WHAT YOU NEED TO DO:
Within the material below, find each line bearing the word "Mais" and present it.
####
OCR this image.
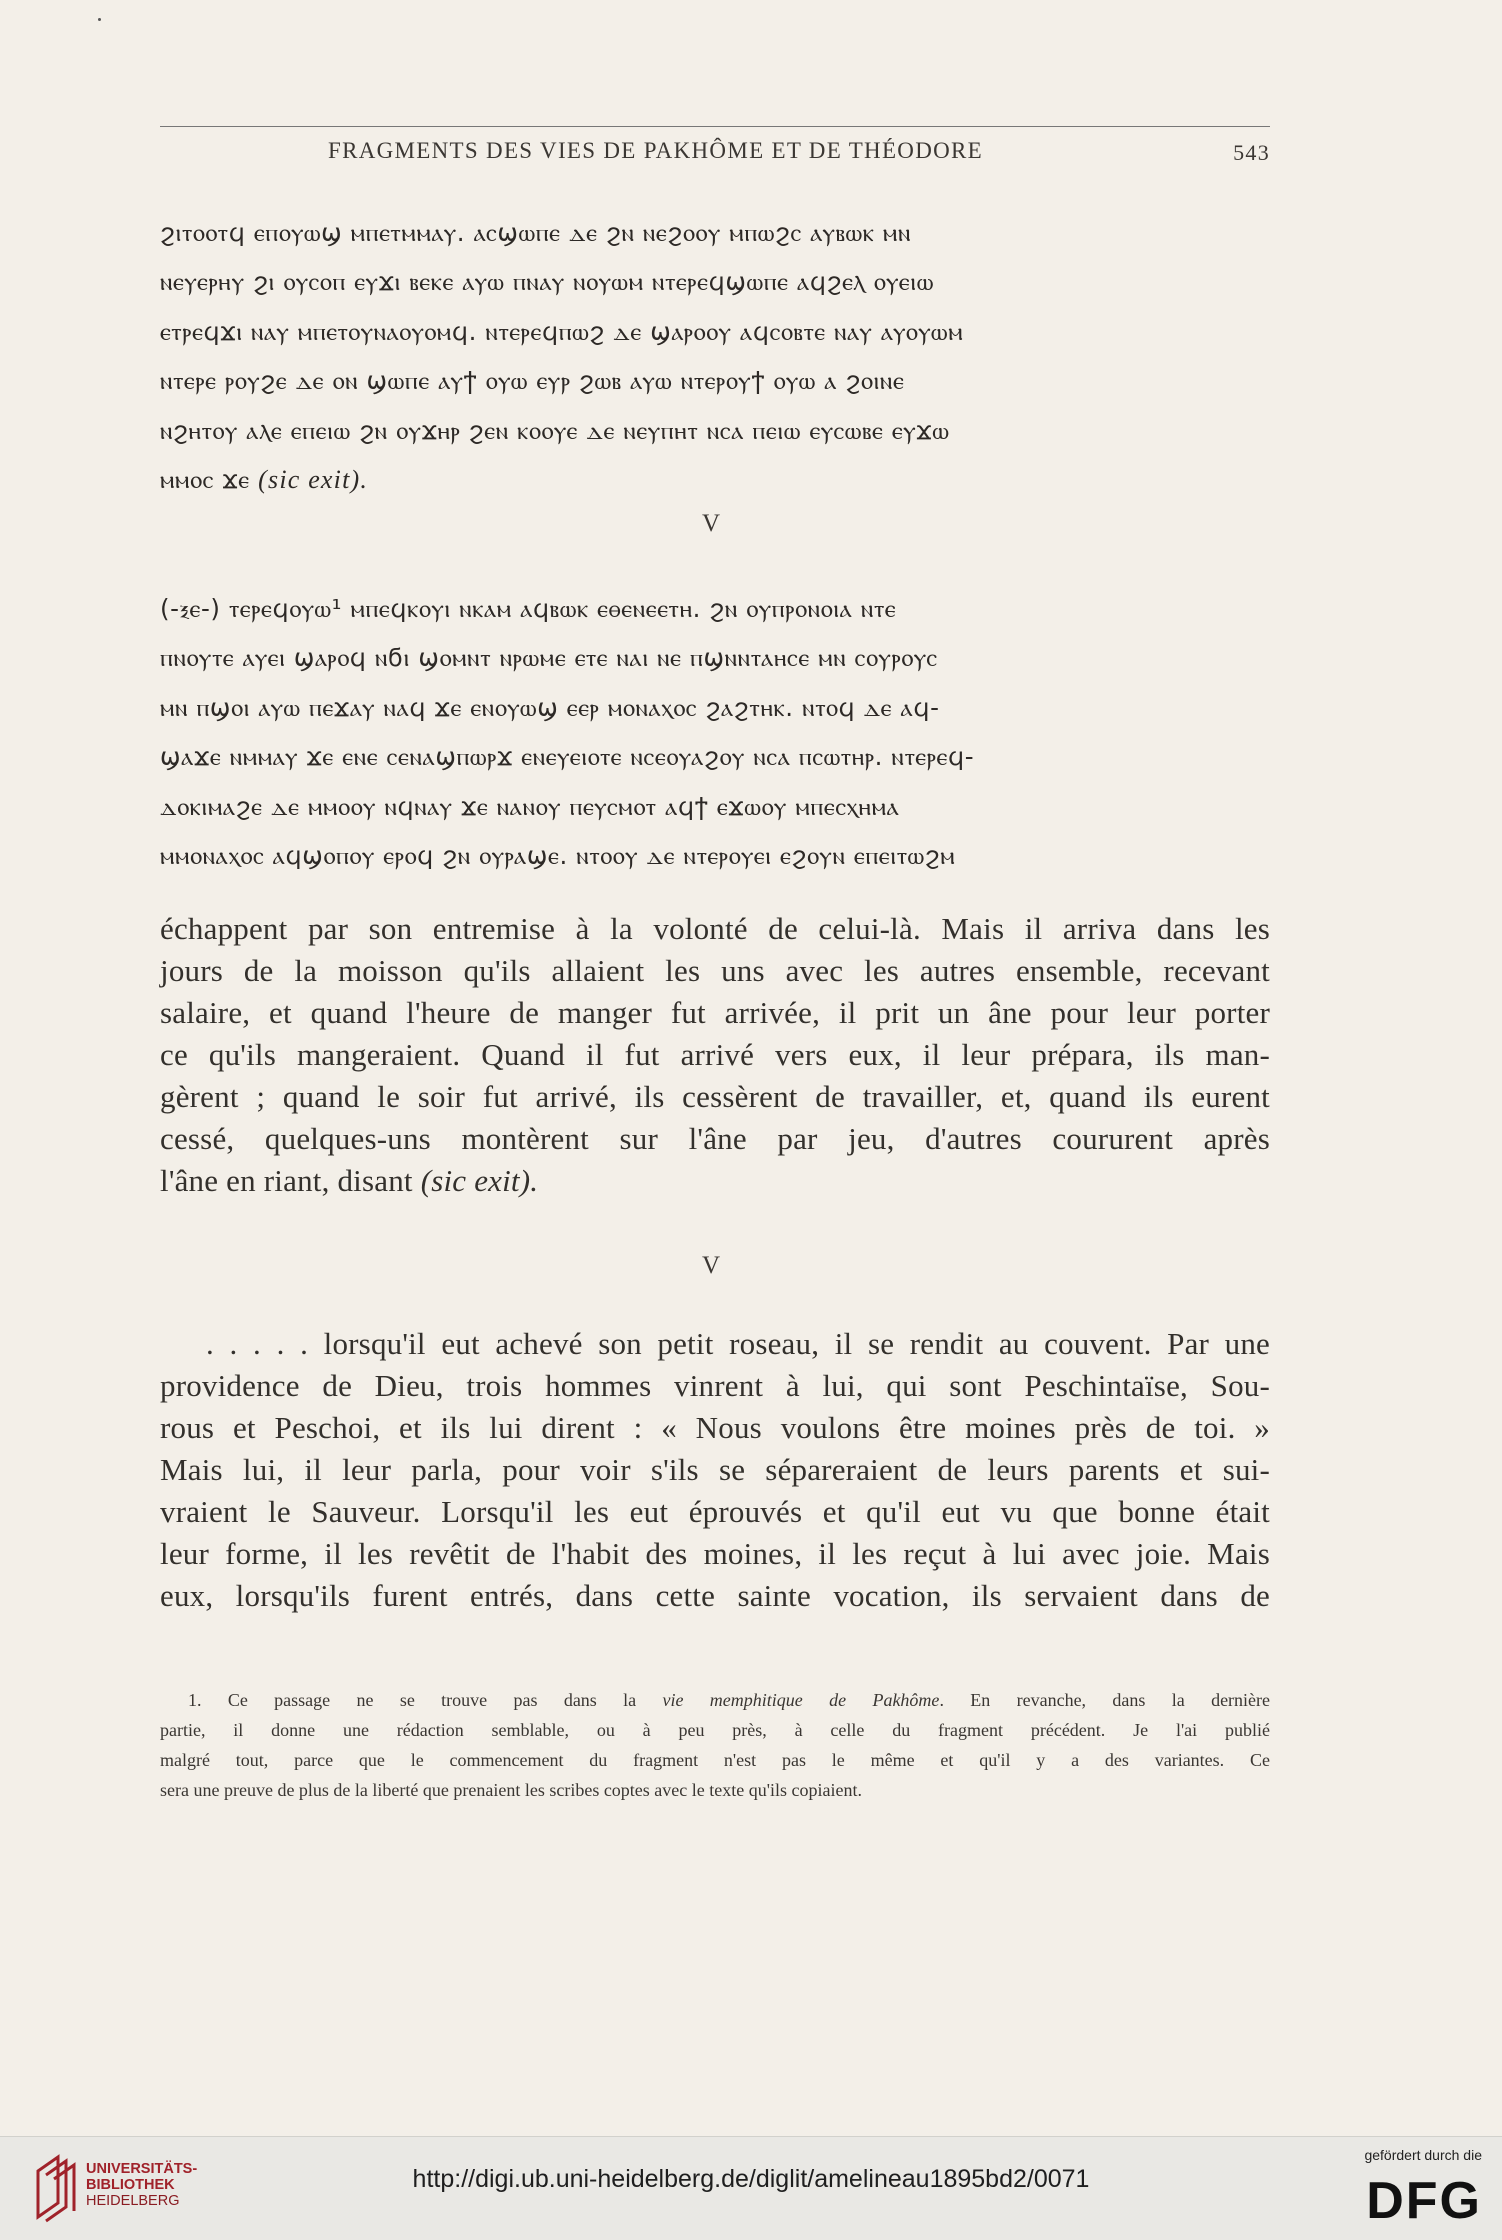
FRAGMENTS DES VIES DE PAKHÔME ET DE THÉODORE	543
ϩⲓⲧⲟⲟⲧϥ ⲉⲡⲟⲩⲱϣ ⲙⲡⲉⲧⲙⲙⲁⲩ. ⲁⲥϣⲱⲡⲉ ⲇⲉ ϩⲛ ⲛⲉϩⲟⲟⲩ ⲙⲡⲱϩⲥ ⲁⲩⲃⲱⲕ ⲙⲛ
ⲛⲉⲩⲉⲣⲏⲩ ϩⲓ ⲟⲩⲥⲟⲡ ⲉⲩϫⲓ ⲃⲉⲕⲉ ⲁⲩⲱ ⲡⲛⲁⲩ ⲛⲟⲩⲱⲙ ⲛⲧⲉⲣⲉϥϣⲱⲡⲉ ⲁϥϩⲉⲗ ⲟⲩⲉⲓⲱ
ⲉⲧⲣⲉϥϫⲓ ⲛⲁⲩ ⲙⲡⲉⲧⲟⲩⲛⲁⲟⲩⲟⲙϥ. ⲛⲧⲉⲣⲉϥⲡⲱϩ ⲇⲉ ϣⲁⲣⲟⲟⲩ ⲁϥⲥⲟⲃⲧⲉ ⲛⲁⲩ ⲁⲩⲟⲩⲱⲙ
ⲛⲧⲉⲣⲉ ⲣⲟⲩϩⲉ ⲇⲉ ⲟⲛ ϣⲱⲡⲉ ⲁⲩϯ ⲟⲩⲱ ⲉⲩⲣ ϩⲱⲃ ⲁⲩⲱ ⲛⲧⲉⲣⲟⲩϯ ⲟⲩⲱ ⲁ ϩⲟⲓⲛⲉ
ⲛϩⲏⲧⲟⲩ ⲁⲗⲉ ⲉⲡⲉⲓⲱ ϩⲛ ⲟⲩϫⲏⲣ ϩⲉⲛ ⲕⲟⲟⲩⲉ ⲇⲉ ⲛⲉⲩⲡⲏⲧ ⲛⲥⲁ ⲡⲉⲓⲱ ⲉⲩⲥⲱⲃⲉ ⲉⲩϫⲱ
ⲙⲙⲟⲥ ϫⲉ (sic exit).
V
(-ⲝⲉ-) ⲧⲉⲣⲉϥⲟⲩⲱ¹ ⲙⲡⲉϥⲕⲟⲩⲓ ⲛⲕⲁⲙ ⲁϥⲃⲱⲕ ⲉⲑⲉⲛⲉⲉⲧⲏ. ϩⲛ ⲟⲩⲡⲣⲟⲛⲟⲓⲁ ⲛⲧⲉ
ⲡⲛⲟⲩⲧⲉ ⲁⲩⲉⲓ ϣⲁⲣⲟϥ ⲛϭⲓ ϣⲟⲙⲛⲧ ⲛⲣⲱⲙⲉ ⲉⲧⲉ ⲛⲁⲓ ⲛⲉ ⲡϣⲛⲛⲧⲁⲏⲥⲉ ⲙⲛ ⲥⲟⲩⲣⲟⲩⲥ
ⲙⲛ ⲡϣⲟⲓ ⲁⲩⲱ ⲡⲉϫⲁⲩ ⲛⲁϥ ϫⲉ ⲉⲛⲟⲩⲱϣ ⲉⲉⲣ ⲙⲟⲛⲁⲭⲟⲥ ϩⲁϩⲧⲏⲕ. ⲛⲧⲟϥ ⲇⲉ ⲁϥ-
ϣⲁϫⲉ ⲛⲙⲙⲁⲩ ϫⲉ ⲉⲛⲉ ⲥⲉⲛⲁϣⲡⲱⲣϫ ⲉⲛⲉⲩⲉⲓⲟⲧⲉ ⲛⲥⲉⲟⲩⲁϩⲟⲩ ⲛⲥⲁ ⲡⲥⲱⲧⲏⲣ. ⲛⲧⲉⲣⲉϥ-
ⲇⲟⲕⲓⲙⲁϩⲉ ⲇⲉ ⲙⲙⲟⲟⲩ ⲛϥⲛⲁⲩ ϫⲉ ⲛⲁⲛⲟⲩ ⲡⲉⲩⲥⲙⲟⲧ ⲁϥϯ ⲉϫⲱⲟⲩ ⲙⲡⲉⲥⲭⲏⲙⲁ
ⲙⲙⲟⲛⲁⲭⲟⲥ ⲁϥϣⲟⲡⲟⲩ ⲉⲣⲟϥ ϩⲛ ⲟⲩⲣⲁϣⲉ. ⲛⲧⲟⲟⲩ ⲇⲉ ⲛⲧⲉⲣⲟⲩⲉⲓ ⲉϩⲟⲩⲛ ⲉⲡⲉⲓⲧⲱϩⲙ
échappent par son entremise à la volonté de celui-là. Mais il arriva dans les
jours de la moisson qu'ils allaient les uns avec les autres ensemble, recevant
salaire, et quand l'heure de manger fut arrivée, il prit un âne pour leur porter
ce qu'ils mangeraient. Quand il fut arrivé vers eux, il leur prépara, ils man-
gèrent ; quand le soir fut arrivé, ils cessèrent de travailler, et, quand ils eurent
cessé, quelques-uns montèrent sur l'âne par jeu, d'autres coururent après
l'âne en riant, disant (sic exit).
V
. . . . . lorsqu'il eut achevé son petit roseau, il se rendit au couvent. Par une
providence de Dieu, trois hommes vinrent à lui, qui sont Peschintaïse, Sou-
rous et Peschoi, et ils lui dirent : « Nous voulons être moines près de toi. »
Mais lui, il leur parla, pour voir s'ils se sépareraient de leurs parents et sui-
vraient le Sauveur. Lorsqu'il les eut éprouvés et qu'il eut vu que bonne était
leur forme, il les revêtit de l'habit des moines, il les reçut à lui avec joie. Mais
eux, lorsqu'ils furent entrés, dans cette sainte vocation, ils servaient dans de
1. Ce passage ne se trouve pas dans la vie memphitique de Pakhôme. En revanche, dans la dernière
partie, il donne une rédaction semblable, ou à peu près, à celle du fragment précédent. Je l'ai publié
malgré tout, parce que le commencement du fragment n'est pas le même et qu'il y a des variantes. Ce
sera une preuve de plus de la liberté que prenaient les scribes coptes avec le texte qu'ils copiaient.
UNIVERSITÄTS-
BIBLIOTHEK
HEIDELBERG
http://digi.ub.uni-heidelberg.de/diglit/amelineau1895bd2/0071
gefördert durch die
DFG
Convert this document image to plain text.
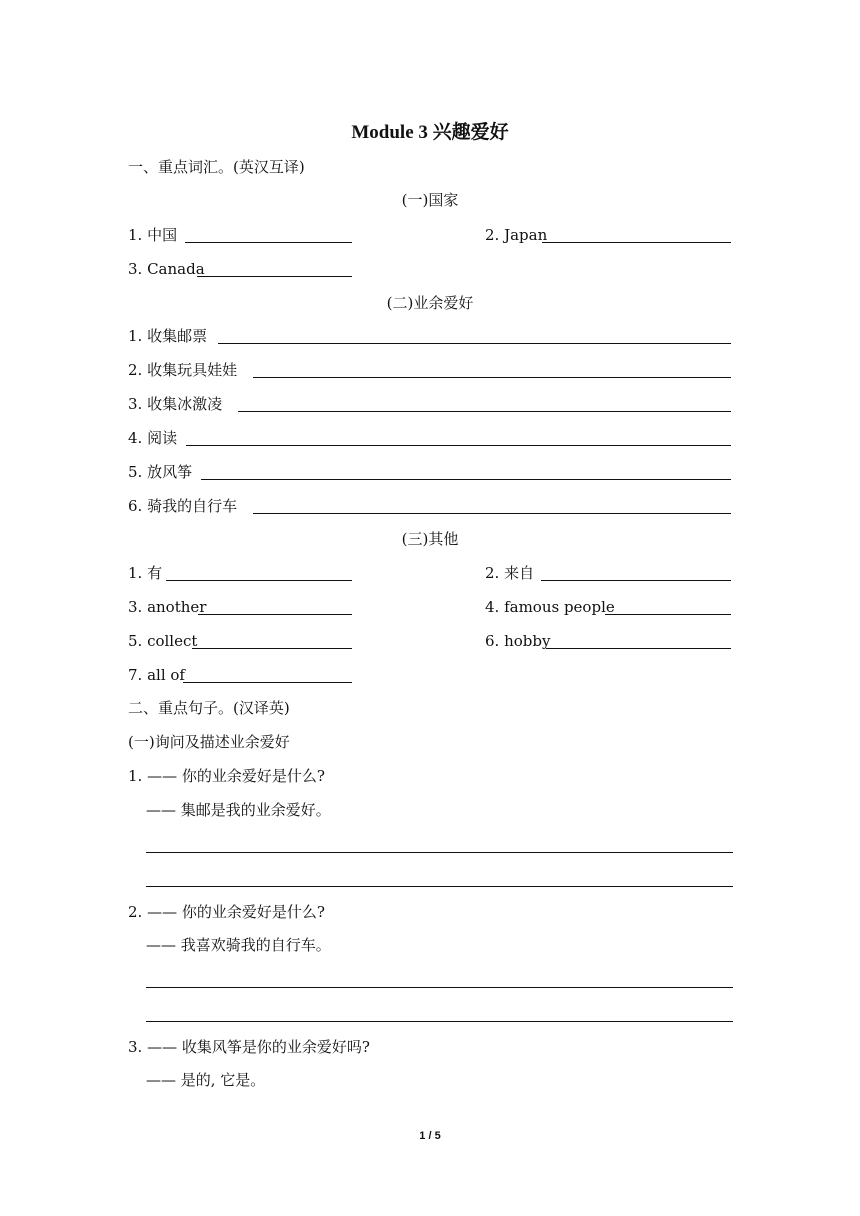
Module 3 兴趣爱好
一、重点词汇。(英汉互译)
(一)国家
1. 中国	2. Japan
3. Canada
(二)业余爱好
1. 收集邮票
2. 收集玩具娃娃
3. 收集冰激凌
4. 阅读
5. 放风筝
6. 骑我的自行车
(三)其他
1. 有	2. 来自
3. another	4. famous people
5. collect	6. hobby
7. all of
二、重点句子。(汉译英)
(一)询问及描述业余爱好
1. —— 你的业余爱好是什么?
—— 集邮是我的业余爱好。
2. —— 你的业余爱好是什么?
—— 我喜欢骑我的自行车。
3. —— 收集风筝是你的业余爱好吗?
—— 是的, 它是。
1 / 5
####
WORKED SOLUTION:
échappent par son entremise à la volonté de celui-là. Mais il arriva dans les
Mais lui, il leur parla, pour voir s'ils se sépareraient de leurs parents et sui-
leur forme, il les revêtit de l'habit des moines, il les reçut à lui avec joie. Mais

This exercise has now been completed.